— Goal of the exercise —
Locate every line that holds the string "name" and copy it.

— Records for processing —
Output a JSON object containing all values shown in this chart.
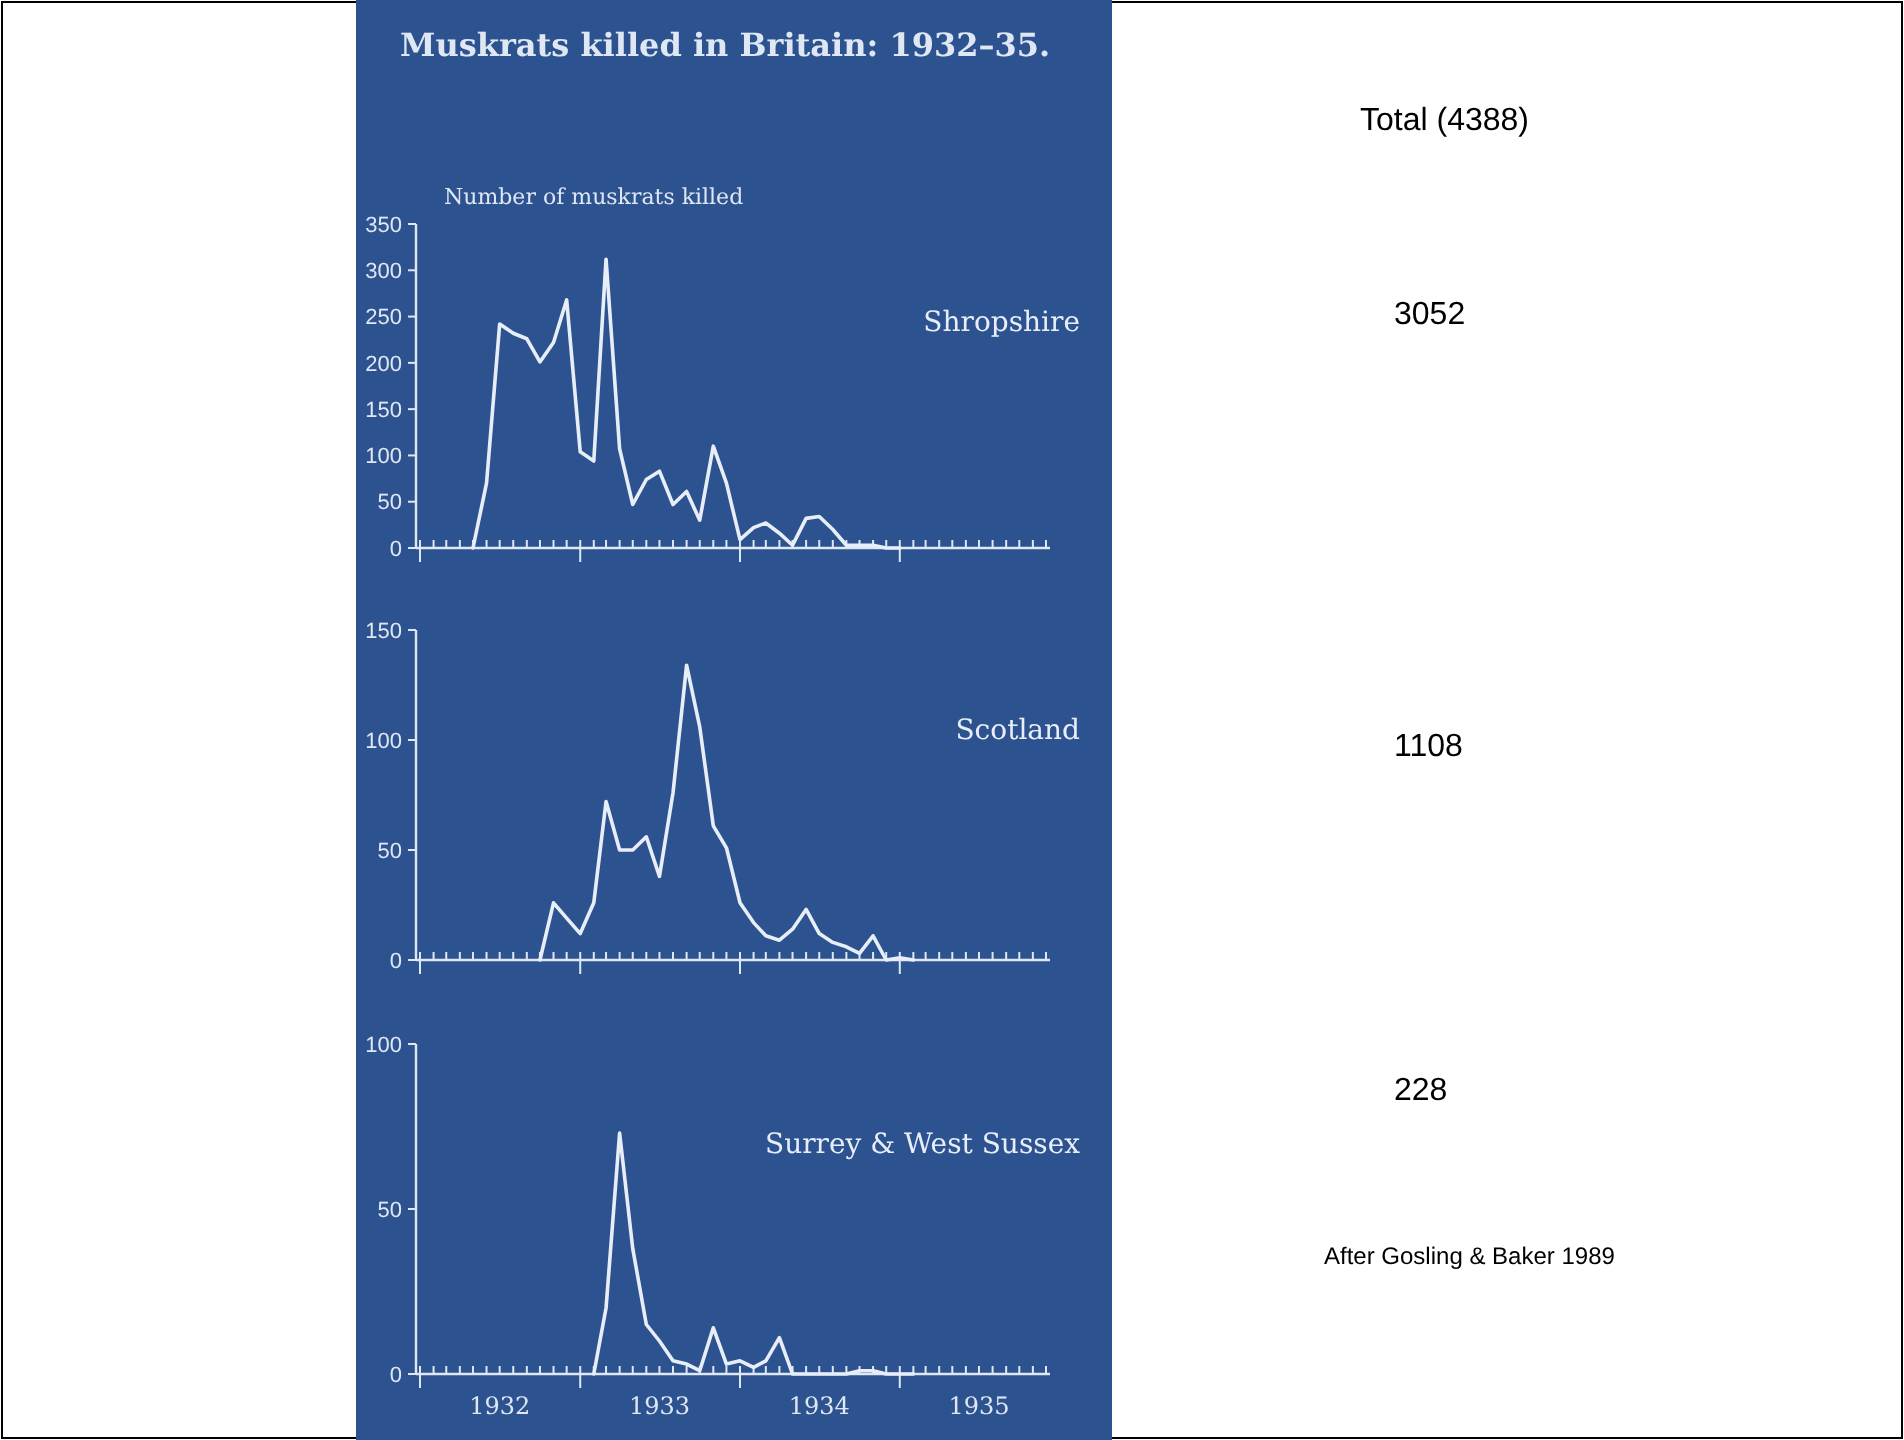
{
  "chart_data": [
    {
      "type": "line",
      "title": "Muskrats killed in Britain: 1932–35.",
      "ylabel": "Number of muskrats killed",
      "annotations": [
        "Total  (4388)",
        "3052"
      ],
      "x": [
        "1932-05",
        "1932-06",
        "1932-07",
        "1932-08",
        "1932-09",
        "1932-10",
        "1932-11",
        "1932-12",
        "1933-01",
        "1933-02",
        "1933-03",
        "1933-04",
        "1933-05",
        "1933-06",
        "1933-07",
        "1933-08",
        "1933-09",
        "1933-10",
        "1933-11",
        "1933-12",
        "1934-01",
        "1934-02",
        "1934-03",
        "1934-04",
        "1934-05",
        "1934-06",
        "1934-07",
        "1934-08",
        "1934-09",
        "1934-10",
        "1934-11",
        "1934-12",
        "1935-01"
      ],
      "series": [
        {
          "name": "Shropshire",
          "color": "#e8eef8",
          "values": [
            0,
            70,
            242,
            232,
            226,
            201,
            222,
            268,
            104,
            94,
            312,
            107,
            47,
            74,
            83,
            47,
            61,
            30,
            110,
            70,
            9,
            22,
            27,
            16,
            3,
            32,
            34,
            20,
            3,
            3,
            3,
            0,
            0
          ]
        }
      ],
      "xlim": [
        "1932-01",
        "1935-12"
      ],
      "xticks": [
        {
          "value": "1932-01",
          "label": null
        },
        {
          "value": "1933-01",
          "label": null
        },
        {
          "value": "1934-01",
          "label": null
        },
        {
          "value": "1935-01",
          "label": null
        }
      ],
      "tick_labels": "y",
      "ylim": [
        0,
        350
      ],
      "yticks": [
        0,
        50,
        100,
        150,
        200,
        250,
        300,
        350
      ]
    },
    {
      "type": "line",
      "annotations": [
        "1108"
      ],
      "x": [
        "1932-10",
        "1932-11",
        "1932-12",
        "1933-01",
        "1933-02",
        "1933-03",
        "1933-04",
        "1933-05",
        "1933-06",
        "1933-07",
        "1933-08",
        "1933-09",
        "1933-10",
        "1933-11",
        "1933-12",
        "1934-01",
        "1934-02",
        "1934-03",
        "1934-04",
        "1934-05",
        "1934-06",
        "1934-07",
        "1934-08",
        "1934-09",
        "1934-10",
        "1934-11",
        "1934-12",
        "1935-01",
        "1935-02"
      ],
      "series": [
        {
          "name": "Scotland",
          "color": "#e8eef8",
          "values": [
            0,
            26,
            19,
            12,
            26,
            72,
            50,
            50,
            56,
            38,
            76,
            134,
            106,
            61,
            51,
            26,
            17,
            11,
            9,
            14,
            23,
            12,
            8,
            6,
            3,
            11,
            0,
            1,
            0
          ]
        }
      ],
      "xlim": [
        "1932-01",
        "1935-12"
      ],
      "xticks": [
        {
          "value": "1932-01",
          "label": null
        },
        {
          "value": "1933-01",
          "label": null
        },
        {
          "value": "1934-01",
          "label": null
        },
        {
          "value": "1935-01",
          "label": null
        }
      ],
      "tick_labels": "y",
      "ylim": [
        0,
        150
      ],
      "yticks": [
        0,
        50,
        100,
        150
      ]
    },
    {
      "type": "line",
      "annotations": [
        "228",
        "After Gosling & Baker 1989"
      ],
      "x": [
        "1933-02",
        "1933-03",
        "1933-04",
        "1933-05",
        "1933-06",
        "1933-07",
        "1933-08",
        "1933-09",
        "1933-10",
        "1933-11",
        "1933-12",
        "1934-01",
        "1934-02",
        "1934-03",
        "1934-04",
        "1934-05",
        "1934-06",
        "1934-07",
        "1934-08",
        "1934-09",
        "1934-10",
        "1934-11",
        "1934-12",
        "1935-01",
        "1935-02"
      ],
      "series": [
        {
          "name": "Surrey & West Sussex",
          "color": "#e8eef8",
          "values": [
            0,
            20,
            73,
            38,
            15,
            10,
            4,
            3,
            1,
            14,
            3,
            4,
            2,
            4,
            11,
            0,
            0,
            0,
            0,
            0,
            1,
            1,
            0,
            0,
            0
          ]
        }
      ],
      "xlim": [
        "1932-01",
        "1935-12"
      ],
      "xticks": [
        {
          "value": "1932-01",
          "label": null
        },
        {
          "value": "1932-07",
          "label": "1932"
        },
        {
          "value": "1933-01",
          "label": null
        },
        {
          "value": "1933-07",
          "label": "1933"
        },
        {
          "value": "1934-01",
          "label": null
        },
        {
          "value": "1934-07",
          "label": "1934"
        },
        {
          "value": "1935-01",
          "label": null
        },
        {
          "value": "1935-07",
          "label": "1935"
        }
      ],
      "ylim": [
        0,
        100
      ],
      "yticks": [
        0,
        50,
        100
      ]
    }
  ]
}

— Response to this task —
          "name": "Shropshire",
          "name": "Scotland",
          "name": "Surrey & West Sussex",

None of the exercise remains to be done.